◆ **TASK**: Pick out all lines in the listing holding the string "Ancestry" and copy them.

^^^^

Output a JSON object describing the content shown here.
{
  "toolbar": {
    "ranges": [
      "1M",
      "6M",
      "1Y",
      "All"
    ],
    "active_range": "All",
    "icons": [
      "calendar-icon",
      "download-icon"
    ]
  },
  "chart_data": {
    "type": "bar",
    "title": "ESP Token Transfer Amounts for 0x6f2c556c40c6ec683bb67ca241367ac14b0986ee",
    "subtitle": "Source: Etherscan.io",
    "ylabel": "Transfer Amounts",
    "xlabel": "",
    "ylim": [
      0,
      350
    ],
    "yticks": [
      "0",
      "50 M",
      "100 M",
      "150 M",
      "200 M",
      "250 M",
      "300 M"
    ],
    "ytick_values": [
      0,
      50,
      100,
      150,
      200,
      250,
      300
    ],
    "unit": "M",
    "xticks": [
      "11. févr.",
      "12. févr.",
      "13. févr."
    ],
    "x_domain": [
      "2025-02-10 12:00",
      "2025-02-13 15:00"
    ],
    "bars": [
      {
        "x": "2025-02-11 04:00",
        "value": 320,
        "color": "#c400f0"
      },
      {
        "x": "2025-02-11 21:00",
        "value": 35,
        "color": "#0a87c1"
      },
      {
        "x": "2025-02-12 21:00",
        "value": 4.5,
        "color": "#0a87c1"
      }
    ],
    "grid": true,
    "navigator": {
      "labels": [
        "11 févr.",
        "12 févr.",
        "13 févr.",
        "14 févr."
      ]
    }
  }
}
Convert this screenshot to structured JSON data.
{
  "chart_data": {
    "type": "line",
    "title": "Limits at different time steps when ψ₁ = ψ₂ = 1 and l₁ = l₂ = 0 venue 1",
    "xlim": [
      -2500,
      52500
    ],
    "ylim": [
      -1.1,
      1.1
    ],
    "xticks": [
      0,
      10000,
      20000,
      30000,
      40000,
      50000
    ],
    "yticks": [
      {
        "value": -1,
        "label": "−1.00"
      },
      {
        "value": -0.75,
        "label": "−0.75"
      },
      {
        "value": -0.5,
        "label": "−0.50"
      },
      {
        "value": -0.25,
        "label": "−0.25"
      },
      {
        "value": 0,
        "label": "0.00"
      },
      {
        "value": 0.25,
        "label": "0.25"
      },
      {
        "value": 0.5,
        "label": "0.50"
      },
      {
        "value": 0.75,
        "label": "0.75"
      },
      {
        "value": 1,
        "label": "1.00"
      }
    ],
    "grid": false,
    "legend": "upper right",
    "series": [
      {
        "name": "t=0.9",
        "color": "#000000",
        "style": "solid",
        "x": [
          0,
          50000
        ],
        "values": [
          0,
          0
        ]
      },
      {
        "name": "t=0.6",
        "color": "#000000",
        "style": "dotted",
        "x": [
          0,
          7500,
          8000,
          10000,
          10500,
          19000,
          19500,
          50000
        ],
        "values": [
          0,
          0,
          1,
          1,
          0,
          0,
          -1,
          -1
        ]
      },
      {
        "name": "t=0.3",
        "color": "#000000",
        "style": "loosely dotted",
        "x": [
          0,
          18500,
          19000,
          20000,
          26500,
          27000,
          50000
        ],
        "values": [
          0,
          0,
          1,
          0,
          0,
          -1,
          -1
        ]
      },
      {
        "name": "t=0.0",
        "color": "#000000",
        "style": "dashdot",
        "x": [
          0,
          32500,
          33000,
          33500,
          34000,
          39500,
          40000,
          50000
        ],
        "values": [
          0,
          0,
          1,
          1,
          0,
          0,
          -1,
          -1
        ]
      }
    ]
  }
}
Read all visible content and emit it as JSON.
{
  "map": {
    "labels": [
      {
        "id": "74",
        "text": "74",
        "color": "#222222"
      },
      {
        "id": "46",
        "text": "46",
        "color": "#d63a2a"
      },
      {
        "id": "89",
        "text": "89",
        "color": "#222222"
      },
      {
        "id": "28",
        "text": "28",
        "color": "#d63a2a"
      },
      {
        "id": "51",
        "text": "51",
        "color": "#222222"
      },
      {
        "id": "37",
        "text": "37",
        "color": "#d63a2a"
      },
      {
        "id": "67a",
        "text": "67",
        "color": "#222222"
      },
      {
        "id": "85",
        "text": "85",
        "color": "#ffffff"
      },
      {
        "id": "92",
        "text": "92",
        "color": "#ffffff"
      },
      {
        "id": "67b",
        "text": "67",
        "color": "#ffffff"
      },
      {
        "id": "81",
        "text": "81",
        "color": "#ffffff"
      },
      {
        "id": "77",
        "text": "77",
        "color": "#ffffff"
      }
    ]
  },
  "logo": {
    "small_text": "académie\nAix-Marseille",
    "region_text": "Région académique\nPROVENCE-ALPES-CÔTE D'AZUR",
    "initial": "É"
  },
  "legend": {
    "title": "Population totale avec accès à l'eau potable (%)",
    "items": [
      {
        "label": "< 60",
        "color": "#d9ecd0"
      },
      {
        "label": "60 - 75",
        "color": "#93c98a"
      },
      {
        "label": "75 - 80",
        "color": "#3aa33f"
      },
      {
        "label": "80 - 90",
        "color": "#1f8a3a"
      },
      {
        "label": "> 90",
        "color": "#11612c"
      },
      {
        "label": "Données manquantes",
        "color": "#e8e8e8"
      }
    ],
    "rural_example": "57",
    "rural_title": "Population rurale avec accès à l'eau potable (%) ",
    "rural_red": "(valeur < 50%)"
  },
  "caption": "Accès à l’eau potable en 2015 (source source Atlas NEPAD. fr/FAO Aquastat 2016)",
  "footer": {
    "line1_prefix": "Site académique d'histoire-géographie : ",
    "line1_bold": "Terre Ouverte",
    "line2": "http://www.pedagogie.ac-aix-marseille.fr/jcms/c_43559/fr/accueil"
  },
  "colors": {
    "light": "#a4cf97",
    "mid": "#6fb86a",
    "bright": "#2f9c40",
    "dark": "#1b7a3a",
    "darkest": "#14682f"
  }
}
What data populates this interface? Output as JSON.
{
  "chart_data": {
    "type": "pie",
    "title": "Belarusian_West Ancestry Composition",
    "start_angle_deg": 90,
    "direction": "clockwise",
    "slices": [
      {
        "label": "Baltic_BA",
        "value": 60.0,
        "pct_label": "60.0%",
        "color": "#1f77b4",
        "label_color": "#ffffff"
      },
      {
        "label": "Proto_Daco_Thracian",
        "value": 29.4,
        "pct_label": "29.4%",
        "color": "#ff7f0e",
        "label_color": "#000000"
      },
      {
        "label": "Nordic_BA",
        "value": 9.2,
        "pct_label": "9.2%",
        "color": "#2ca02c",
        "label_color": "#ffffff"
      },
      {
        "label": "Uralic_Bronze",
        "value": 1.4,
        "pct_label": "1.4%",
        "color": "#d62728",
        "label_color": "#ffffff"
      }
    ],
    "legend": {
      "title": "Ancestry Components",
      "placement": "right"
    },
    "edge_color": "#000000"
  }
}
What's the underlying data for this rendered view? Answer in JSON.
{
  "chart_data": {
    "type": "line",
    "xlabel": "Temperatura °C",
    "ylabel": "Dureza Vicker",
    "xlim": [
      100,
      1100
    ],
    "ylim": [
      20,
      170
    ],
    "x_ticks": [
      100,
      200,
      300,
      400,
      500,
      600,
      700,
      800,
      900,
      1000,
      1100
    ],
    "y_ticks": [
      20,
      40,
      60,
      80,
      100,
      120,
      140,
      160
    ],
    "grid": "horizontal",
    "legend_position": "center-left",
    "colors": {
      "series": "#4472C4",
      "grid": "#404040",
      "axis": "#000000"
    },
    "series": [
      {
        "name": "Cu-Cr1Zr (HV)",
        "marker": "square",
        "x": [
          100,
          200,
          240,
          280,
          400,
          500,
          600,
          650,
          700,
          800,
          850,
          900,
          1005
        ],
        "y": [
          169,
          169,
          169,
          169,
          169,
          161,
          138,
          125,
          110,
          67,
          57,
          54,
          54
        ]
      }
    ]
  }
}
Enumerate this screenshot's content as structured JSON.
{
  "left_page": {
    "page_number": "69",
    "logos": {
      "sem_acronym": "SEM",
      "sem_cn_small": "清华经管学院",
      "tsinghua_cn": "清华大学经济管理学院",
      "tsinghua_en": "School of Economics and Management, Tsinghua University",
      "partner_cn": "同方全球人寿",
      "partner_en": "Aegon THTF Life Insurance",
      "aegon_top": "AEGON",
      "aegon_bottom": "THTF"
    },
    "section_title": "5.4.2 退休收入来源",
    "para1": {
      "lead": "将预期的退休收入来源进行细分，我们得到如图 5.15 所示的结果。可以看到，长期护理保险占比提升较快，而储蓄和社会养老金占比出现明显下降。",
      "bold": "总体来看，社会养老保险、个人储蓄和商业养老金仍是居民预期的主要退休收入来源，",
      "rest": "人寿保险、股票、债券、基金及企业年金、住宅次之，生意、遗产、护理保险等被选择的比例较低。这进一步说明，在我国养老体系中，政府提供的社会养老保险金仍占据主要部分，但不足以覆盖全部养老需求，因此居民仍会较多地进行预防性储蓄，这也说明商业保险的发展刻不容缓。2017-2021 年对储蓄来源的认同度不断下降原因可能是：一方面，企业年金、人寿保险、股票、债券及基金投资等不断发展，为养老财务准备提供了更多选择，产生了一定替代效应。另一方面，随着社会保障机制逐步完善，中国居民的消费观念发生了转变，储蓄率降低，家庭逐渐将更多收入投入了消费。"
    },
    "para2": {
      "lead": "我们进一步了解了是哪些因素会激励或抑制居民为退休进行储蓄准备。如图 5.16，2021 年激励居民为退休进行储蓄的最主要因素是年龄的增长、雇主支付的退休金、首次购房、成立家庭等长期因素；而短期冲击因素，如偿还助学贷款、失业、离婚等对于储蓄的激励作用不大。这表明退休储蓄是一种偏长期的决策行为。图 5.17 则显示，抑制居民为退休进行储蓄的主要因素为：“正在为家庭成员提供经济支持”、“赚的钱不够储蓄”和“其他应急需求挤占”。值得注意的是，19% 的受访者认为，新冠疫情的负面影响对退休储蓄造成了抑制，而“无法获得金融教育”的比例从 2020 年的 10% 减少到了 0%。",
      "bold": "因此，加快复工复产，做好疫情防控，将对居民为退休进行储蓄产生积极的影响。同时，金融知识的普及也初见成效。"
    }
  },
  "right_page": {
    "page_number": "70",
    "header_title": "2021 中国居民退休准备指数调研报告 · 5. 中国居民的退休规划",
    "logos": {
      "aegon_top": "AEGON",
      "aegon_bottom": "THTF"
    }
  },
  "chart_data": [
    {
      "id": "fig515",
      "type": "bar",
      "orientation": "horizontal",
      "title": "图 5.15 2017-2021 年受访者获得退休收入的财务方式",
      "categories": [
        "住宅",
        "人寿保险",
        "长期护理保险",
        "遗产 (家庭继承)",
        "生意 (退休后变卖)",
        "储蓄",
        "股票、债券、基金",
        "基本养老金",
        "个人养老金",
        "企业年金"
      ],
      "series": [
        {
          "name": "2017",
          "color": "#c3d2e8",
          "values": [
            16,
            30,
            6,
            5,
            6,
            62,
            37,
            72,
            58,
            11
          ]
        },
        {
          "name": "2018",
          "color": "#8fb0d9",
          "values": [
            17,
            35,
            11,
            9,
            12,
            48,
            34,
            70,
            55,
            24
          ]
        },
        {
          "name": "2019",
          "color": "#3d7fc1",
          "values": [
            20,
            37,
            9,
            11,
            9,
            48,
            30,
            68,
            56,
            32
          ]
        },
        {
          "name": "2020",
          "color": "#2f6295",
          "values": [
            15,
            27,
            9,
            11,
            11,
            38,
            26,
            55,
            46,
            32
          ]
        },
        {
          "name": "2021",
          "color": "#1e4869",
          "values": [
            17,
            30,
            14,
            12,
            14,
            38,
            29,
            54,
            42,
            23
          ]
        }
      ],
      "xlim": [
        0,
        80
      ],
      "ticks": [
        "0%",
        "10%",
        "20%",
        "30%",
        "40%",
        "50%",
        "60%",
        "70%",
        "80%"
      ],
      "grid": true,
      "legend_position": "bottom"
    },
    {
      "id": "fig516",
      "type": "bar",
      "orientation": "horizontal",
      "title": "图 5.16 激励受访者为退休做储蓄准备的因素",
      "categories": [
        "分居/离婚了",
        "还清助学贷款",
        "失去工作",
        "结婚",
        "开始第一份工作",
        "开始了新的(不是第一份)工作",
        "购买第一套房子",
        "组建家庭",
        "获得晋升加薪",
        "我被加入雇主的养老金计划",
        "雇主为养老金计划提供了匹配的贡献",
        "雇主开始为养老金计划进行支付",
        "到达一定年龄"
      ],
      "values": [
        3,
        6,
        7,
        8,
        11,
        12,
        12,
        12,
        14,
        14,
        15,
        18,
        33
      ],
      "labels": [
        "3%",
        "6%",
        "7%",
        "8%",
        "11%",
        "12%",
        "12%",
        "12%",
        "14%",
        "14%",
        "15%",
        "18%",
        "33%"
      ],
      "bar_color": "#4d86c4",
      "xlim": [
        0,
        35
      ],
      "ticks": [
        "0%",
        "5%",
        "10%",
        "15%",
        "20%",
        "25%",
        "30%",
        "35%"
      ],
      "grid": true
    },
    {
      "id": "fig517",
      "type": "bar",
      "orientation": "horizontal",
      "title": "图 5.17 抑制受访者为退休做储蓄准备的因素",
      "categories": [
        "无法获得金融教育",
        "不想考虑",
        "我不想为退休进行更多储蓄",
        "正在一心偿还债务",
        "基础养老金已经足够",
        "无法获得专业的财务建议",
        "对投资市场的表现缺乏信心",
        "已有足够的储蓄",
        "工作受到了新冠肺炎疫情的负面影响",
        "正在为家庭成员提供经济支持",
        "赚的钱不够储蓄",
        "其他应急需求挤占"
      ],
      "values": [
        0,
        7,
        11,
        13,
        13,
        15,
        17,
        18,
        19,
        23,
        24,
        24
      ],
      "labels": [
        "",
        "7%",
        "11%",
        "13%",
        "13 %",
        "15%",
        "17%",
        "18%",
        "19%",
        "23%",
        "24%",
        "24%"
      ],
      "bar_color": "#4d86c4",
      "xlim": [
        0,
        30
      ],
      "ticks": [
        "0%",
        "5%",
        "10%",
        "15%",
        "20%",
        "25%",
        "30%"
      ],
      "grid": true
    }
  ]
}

^^^^

◆ **SOLVED EXERCISE**:
    "title": "Belarusian_West Ancestry Composition",
      "title": "Ancestry Components",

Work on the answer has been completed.